In article <1989Sep13.032352.10321@agate.berkeley.edu> mwm@eris.berkeley.edu (Mike (I'll think of something yet) Meyer) writes:
>As a general rule, serious applications should never use the random
>number generator provided with a language...
>"The Art of Computer Programming" vol.  2 - "Seminumerical Algorithms"
>- is the canonical reference,

Well, I find Knuth pretty tough sledding.  I'm not sure one can make
such a "general rule."  One advantage of a language's included generator
is that it is (usually) fast.  A trick recommended by the authors of
_Numerical Recipes_ (in addition to their own, portable generators) is to
"scramble " your generator by calling it twice;  the first time is
used as an index to an array of numbers from the generator.  In ARexx
this might be:

if (firsttime) then		/* Initialize table. */
do i=1 to 97			/* Exact value 97 is unimportant. */
   table.i = randu()		/* Fill table with random values. */
end
j = random(1, 97)		/* Random index into table. */
returnvalue = table.j		/* Return that table location. */
table.j = randu()		/* Refill table entry. */
return returnvalue

NumRecs says that this should do well unless your generator is a real botch.

Steve Walton, normally ecphssrw@afws.csun.edu
[Anyone know of a Unix guru willing to work at CSUN?]

mwm@eris.berkeley.edu (Mike (I'll think of something yet) Meyer) (09/22/89)

In article <12003@cit-vax.Caltech.Edu> walton@tybalt.caltech.edu.UUCP (Steve Walton) writes:
<In article <1989Sep13.032352.10321@agate.berkeley.edu> mwm@eris.berkeley.edu (Mike (I'll think of something yet) Meyer) writes:
<>As a general rule, serious applications should never use the random
<>number generator provided with a language...
<>"The Art of Computer Programming" vol.  2 - "Seminumerical Algorithms"
<>- is the canonical reference,
<
<Well, I find Knuth pretty tough sledding.

I think I said that. In any case, I gave a second reference that gave
a cookbook approach.

<I'm not sure one can make such a "general rule."

I do - if you include the part you elided about "known good" random
number generators. The one provided by a language may qualify, but
usualy the documentation is completely inadequate - neglecting even
the most basic things, like the length of the cycle.

You also have to look at "serious" applications. Definitions of
"serious" vary, but the one I was thinking of was needing a few
hundred thousand random numbers for a monte carlo simulation, the
results of which were going to be used as input to decide where a
plant worth a couple of hundred million dollars was going to be
located.

The documentation for rand() in the Lattice 5 manual implies that I
might get a 64K cycle if I use 16 bit ints. This is clearly
unacceptable for this application. For the last application I used a
random number generator for, it was just fine (a tod clock would have
been equally usefull, but that's another story).

The documentation for drand() is better - it gives me enough data to
decide that it's at least follows the cookbook. But it would be nice
if I didn't have to do that determination myself.

<One advantage of a language's included generator is that it is (usually) fast.

This, of course, is immaterial if the generator is otherwise
unnaceptable. And that's the real catch with them - you usually don't
have enough information to make that decision for serious
applications.

* **Prompt 1**
In the forum thread, how many times does the trick from the authors of _Numerical Recipes_ call the generator?
* **Prompt 2**
Express the part of the listing that opens with its first line and closes with the line containing "2285, 1179, 2556]" as a JSON list of strings, one string per line, with both of those lines included and blank lines left out.

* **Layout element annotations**
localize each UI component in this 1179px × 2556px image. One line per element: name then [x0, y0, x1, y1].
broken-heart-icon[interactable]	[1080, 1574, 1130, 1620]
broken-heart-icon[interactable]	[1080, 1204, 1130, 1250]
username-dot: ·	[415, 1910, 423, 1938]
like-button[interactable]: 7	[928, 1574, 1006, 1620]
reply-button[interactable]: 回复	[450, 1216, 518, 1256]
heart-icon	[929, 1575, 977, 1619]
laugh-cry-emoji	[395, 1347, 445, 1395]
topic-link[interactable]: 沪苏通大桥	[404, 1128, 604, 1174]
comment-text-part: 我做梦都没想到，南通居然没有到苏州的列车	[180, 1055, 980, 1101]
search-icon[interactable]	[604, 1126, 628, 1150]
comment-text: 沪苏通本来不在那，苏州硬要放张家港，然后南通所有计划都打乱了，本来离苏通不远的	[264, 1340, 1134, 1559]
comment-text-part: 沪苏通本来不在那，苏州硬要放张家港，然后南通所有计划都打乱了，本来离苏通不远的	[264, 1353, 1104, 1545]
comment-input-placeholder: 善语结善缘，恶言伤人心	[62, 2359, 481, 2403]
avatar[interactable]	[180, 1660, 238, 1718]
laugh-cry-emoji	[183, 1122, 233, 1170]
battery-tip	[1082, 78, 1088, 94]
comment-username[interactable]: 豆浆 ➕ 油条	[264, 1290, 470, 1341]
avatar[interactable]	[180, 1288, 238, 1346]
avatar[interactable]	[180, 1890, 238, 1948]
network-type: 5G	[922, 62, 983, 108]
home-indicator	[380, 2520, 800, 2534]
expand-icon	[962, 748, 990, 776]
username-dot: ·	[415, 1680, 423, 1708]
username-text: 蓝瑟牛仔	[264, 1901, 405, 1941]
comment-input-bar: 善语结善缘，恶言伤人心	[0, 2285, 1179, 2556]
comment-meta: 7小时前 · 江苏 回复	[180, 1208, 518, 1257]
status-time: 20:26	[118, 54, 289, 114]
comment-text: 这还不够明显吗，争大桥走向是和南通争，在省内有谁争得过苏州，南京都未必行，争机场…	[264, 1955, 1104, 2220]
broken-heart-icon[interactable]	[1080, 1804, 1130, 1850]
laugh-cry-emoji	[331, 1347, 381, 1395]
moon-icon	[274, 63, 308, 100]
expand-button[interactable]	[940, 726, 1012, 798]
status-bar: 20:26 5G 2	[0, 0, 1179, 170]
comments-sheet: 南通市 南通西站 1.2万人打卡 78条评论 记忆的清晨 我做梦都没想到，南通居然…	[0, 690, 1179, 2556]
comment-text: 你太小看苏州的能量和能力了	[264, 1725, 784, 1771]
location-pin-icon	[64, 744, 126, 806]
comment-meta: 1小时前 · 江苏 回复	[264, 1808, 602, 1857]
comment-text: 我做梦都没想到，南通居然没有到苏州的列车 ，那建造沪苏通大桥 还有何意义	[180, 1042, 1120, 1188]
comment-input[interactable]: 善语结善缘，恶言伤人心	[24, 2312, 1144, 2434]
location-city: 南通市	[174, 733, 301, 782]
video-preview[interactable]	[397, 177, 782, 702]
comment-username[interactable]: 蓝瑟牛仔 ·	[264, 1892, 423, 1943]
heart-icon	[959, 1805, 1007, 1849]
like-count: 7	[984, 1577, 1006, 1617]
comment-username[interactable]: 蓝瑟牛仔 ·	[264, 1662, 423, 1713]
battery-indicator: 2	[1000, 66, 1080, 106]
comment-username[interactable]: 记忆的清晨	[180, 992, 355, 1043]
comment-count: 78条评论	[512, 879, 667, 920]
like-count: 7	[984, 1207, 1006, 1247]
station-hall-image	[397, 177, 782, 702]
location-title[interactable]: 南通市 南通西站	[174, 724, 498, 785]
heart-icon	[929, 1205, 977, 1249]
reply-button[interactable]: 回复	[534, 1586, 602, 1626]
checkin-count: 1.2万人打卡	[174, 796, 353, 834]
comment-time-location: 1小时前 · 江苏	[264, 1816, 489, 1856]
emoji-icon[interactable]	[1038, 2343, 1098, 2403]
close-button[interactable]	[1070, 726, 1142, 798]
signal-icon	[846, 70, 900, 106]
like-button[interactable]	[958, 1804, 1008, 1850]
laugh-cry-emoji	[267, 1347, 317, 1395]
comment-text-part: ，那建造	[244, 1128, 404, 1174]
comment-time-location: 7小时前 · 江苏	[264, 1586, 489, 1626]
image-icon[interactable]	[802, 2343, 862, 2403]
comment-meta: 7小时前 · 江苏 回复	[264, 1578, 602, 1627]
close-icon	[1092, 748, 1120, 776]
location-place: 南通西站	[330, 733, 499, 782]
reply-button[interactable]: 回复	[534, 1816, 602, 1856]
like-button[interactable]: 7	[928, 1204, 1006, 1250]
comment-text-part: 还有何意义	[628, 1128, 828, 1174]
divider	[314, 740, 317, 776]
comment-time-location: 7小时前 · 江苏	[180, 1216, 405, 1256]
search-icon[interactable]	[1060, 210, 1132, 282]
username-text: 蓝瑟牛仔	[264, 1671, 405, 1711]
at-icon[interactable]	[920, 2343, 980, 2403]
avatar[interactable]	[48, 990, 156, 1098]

* **Expected answer 1**
Twice.

* **Expected answer 2**
[
  "localize each UI component in this 1179px × 2556px image. One line per element: name then [x0, y0, x1, y1].",
  "broken-heart-icon[interactable]\t[1080, 1574, 1130, 1620]",
  "broken-heart-icon[interactable]\t[1080, 1204, 1130, 1250]",
  "username-dot: ·\t[415, 1910, 423, 1938]",
  "like-button[interactable]: 7\t[928, 1574, 1006, 1620]",
  "reply-button[interactable]: 回复\t[450, 1216, 518, 1256]",
  "heart-icon\t[929, 1575, 977, 1619]",
  "laugh-cry-emoji\t[395, 1347, 445, 1395]",
  "topic-link[interactable]: 沪苏通大桥\t[404, 1128, 604, 1174]",
  "comment-text-part: 我做梦都没想到，南通居然没有到苏州的列车\t[180, 1055, 980, 1101]",
  "search-icon[interactable]\t[604, 1126, 628, 1150]",
  "comment-text: 沪苏通本来不在那，苏州硬要放张家港，然后南通所有计划都打乱了，本来离苏通不远的\t[264, 1340, 1134, 1559]",
  "comment-text-part: 沪苏通本来不在那，苏州硬要放张家港，然后南通所有计划都打乱了，本来离苏通不远的\t[264, 1353, 1104, 1545]",
  "comment-input-placeholder: 善语结善缘，恶言伤人心\t[62, 2359, 481, 2403]",
  "avatar[interactable]\t[180, 1660, 238, 1718]",
  "laugh-cry-emoji\t[183, 1122, 233, 1170]",
  "battery-tip\t[1082, 78, 1088, 94]",
  "comment-username[interactable]: 豆浆 ➕ 油条\t[264, 1290, 470, 1341]",
  "avatar[interactable]\t[180, 1288, 238, 1346]",
  "avatar[interactable]\t[180, 1890, 238, 1948]",
  "network-type: 5G\t[922, 62, 983, 108]",
  "home-indicator\t[380, 2520, 800, 2534]",
  "expand-icon\t[962, 748, 990, 776]",
  "username-dot: ·\t[415, 1680, 423, 1708]",
  "username-text: 蓝瑟牛仔\t[264, 1901, 405, 1941]",
  "comment-input-bar: 善语结善缘，恶言伤人心\t[0, 2285, 1179, 2556]"
]